■ Goal
Retype every entry word for word.

■ Extracted data

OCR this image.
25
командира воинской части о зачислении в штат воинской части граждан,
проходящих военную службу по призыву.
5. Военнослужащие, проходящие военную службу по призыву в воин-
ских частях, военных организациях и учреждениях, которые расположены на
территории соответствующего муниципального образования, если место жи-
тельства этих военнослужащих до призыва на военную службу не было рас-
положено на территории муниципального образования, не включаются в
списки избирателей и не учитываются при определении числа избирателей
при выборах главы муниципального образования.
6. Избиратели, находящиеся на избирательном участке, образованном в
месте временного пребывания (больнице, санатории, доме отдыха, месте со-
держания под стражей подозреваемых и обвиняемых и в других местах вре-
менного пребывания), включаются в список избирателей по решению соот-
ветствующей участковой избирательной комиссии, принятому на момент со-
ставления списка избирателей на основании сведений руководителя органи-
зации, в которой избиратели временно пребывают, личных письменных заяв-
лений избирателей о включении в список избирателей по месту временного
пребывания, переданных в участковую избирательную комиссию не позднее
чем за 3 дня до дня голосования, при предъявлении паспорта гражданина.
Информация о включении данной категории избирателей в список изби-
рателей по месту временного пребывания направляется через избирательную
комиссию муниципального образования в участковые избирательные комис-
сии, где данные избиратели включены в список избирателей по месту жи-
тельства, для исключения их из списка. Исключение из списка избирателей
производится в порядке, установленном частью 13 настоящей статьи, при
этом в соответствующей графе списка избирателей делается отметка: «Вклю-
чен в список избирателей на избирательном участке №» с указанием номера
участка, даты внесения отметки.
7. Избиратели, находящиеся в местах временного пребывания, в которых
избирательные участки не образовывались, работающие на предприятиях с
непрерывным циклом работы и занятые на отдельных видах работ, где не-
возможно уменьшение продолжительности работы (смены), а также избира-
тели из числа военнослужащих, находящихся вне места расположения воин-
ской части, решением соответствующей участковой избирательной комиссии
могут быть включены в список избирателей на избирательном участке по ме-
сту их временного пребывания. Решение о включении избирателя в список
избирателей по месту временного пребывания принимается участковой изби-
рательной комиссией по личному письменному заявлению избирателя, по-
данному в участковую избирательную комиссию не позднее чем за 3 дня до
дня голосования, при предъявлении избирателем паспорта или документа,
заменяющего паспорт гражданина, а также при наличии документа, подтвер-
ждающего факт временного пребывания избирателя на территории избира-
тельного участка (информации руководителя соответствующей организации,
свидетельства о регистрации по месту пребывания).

■ Task answer
OCR this image.
25
командира воинской части о зачислении в штат воинской части граждан,
проходящих военную службу по призыву.
5. Военнослужащие, проходящие военную службу по призыву в воин-
ских частях, военных организациях и учреждениях, которые расположены на
территории соответствующего муниципального образования, если место жи-
тельства этих военнослужащих до призыва на военную службу не было рас-
положено на территории муниципального образования, не включаются в
списки избирателей и не учитываются при определении числа избирателей
при выборах главы муниципального образования.
6. Избиратели, находящиеся на избирательном участке, образованном в
месте временного пребывания (больнице, санатории, доме отдыха, месте со-
держания под стражей подозреваемых и обвиняемых и в других местах вре-
менного пребывания), включаются в список избирателей по решению соот-
ветствующей участковой избирательной комиссии, принятому на момент со-
ставления списка избирателей на основании сведений руководителя органи-
зации, в которой избиратели временно пребывают, личных письменных заяв-
лений избирателей о включении в список избирателей по месту временного
пребывания, переданных в участковую избирательную комиссию не позднее
чем за 3 дня до дня голосования, при предъявлении паспорта гражданина.
Информация о включении данной категории избирателей в список изби-
рателей по месту временного пребывания направляется через избирательную
комиссию муниципального образования в участковые избирательные комис-
сии, где данные избиратели включены в список избирателей по месту жи-
тельства, для исключения их из списка. Исключение из списка избирателей
производится в порядке, установленном частью 13 настоящей статьи, при
этом в соответствующей графе списка избирателей делается отметка: «Вклю-
чен в список избирателей на избирательном участке №» с указанием номера
участка, даты внесения отметки.
7. Избиратели, находящиеся в местах временного пребывания, в которых
избирательные участки не образовывались, работающие на предприятиях с
непрерывным циклом работы и занятые на отдельных видах работ, где не-
возможно уменьшение продолжительности работы (смены), а также избира-
тели из числа военнослужащих, находящихся вне места расположения воин-
ской части, решением соответствующей участковой избирательной комиссии
могут быть включены в список избирателей на избирательном участке по ме-
сту их временного пребывания. Решение о включении избирателя в список
избирателей по месту временного пребывания принимается участковой изби-
рательной комиссией по личному письменному заявлению избирателя, по-
данному в участковую избирательную комиссию не позднее чем за 3 дня до
дня голосования, при предъявлении избирателем паспорта или документа,
заменяющего паспорт гражданина, а также при наличии документа, подтвер-
ждающего факт временного пребывания избирателя на территории избира-
тельного участка (информации руководителя соответствующей организации,
свидетельства о регистрации по месту пребывания).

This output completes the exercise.